> _Input for this task_
==============================
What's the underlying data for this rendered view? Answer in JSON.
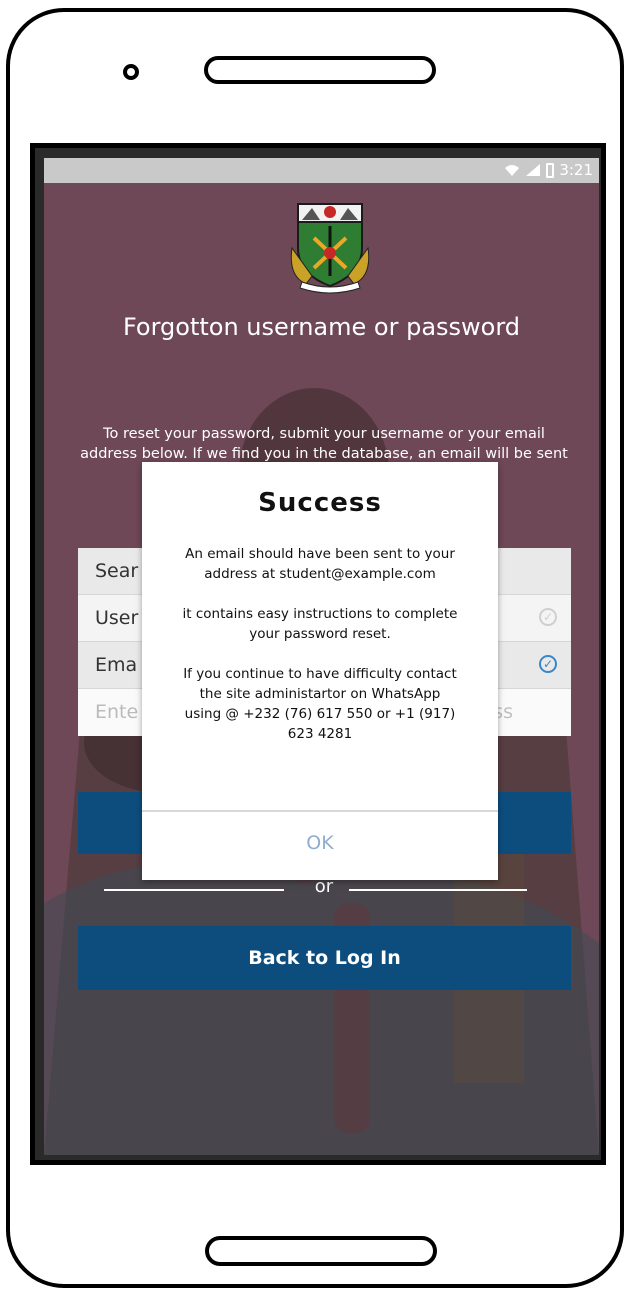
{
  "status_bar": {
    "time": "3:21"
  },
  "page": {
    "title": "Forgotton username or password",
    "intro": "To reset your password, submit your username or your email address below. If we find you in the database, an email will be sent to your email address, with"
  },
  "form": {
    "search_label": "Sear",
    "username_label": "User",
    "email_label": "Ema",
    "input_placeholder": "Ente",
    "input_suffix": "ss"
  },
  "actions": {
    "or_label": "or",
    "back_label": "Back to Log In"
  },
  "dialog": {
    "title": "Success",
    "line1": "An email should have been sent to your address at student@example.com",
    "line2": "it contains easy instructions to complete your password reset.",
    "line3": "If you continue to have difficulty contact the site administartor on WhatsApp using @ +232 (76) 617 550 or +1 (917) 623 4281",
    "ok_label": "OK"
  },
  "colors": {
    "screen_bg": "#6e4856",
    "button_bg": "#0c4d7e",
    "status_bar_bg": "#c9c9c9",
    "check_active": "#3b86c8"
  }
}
==============================
> _Problem_
Transcribe all of the entries word for word, but skip any pictures they contain.

> _Written solution_
What's the underlying data for this rendered view? Answer in JSON.
{
  "status_bar": {
    "time": "3:21"
  },
  "page": {
    "title": "Forgotton username or password",
    "intro": "To reset your password, submit your username or your email address below. If we find you in the database, an email will be sent to your email address, with"
  },
  "form": {
    "search_label": "Sear",
    "username_label": "User",
    "email_label": "Ema",
    "input_placeholder": "Ente",
    "input_suffix": "ss"
  },
  "actions": {
    "or_label": "or",
    "back_label": "Back to Log In"
  },
  "dialog": {
    "title": "Success",
    "line1": "An email should have been sent to your address at student@example.com",
    "line2": "it contains easy instructions to complete your password reset.",
    "line3": "If you continue to have difficulty contact the site administartor on WhatsApp using @ +232 (76) 617 550 or +1 (917) 623 4281",
    "ok_label": "OK"
  },
  "colors": {
    "screen_bg": "#6e4856",
    "button_bg": "#0c4d7e",
    "status_bar_bg": "#c9c9c9",
    "check_active": "#3b86c8"
  }
}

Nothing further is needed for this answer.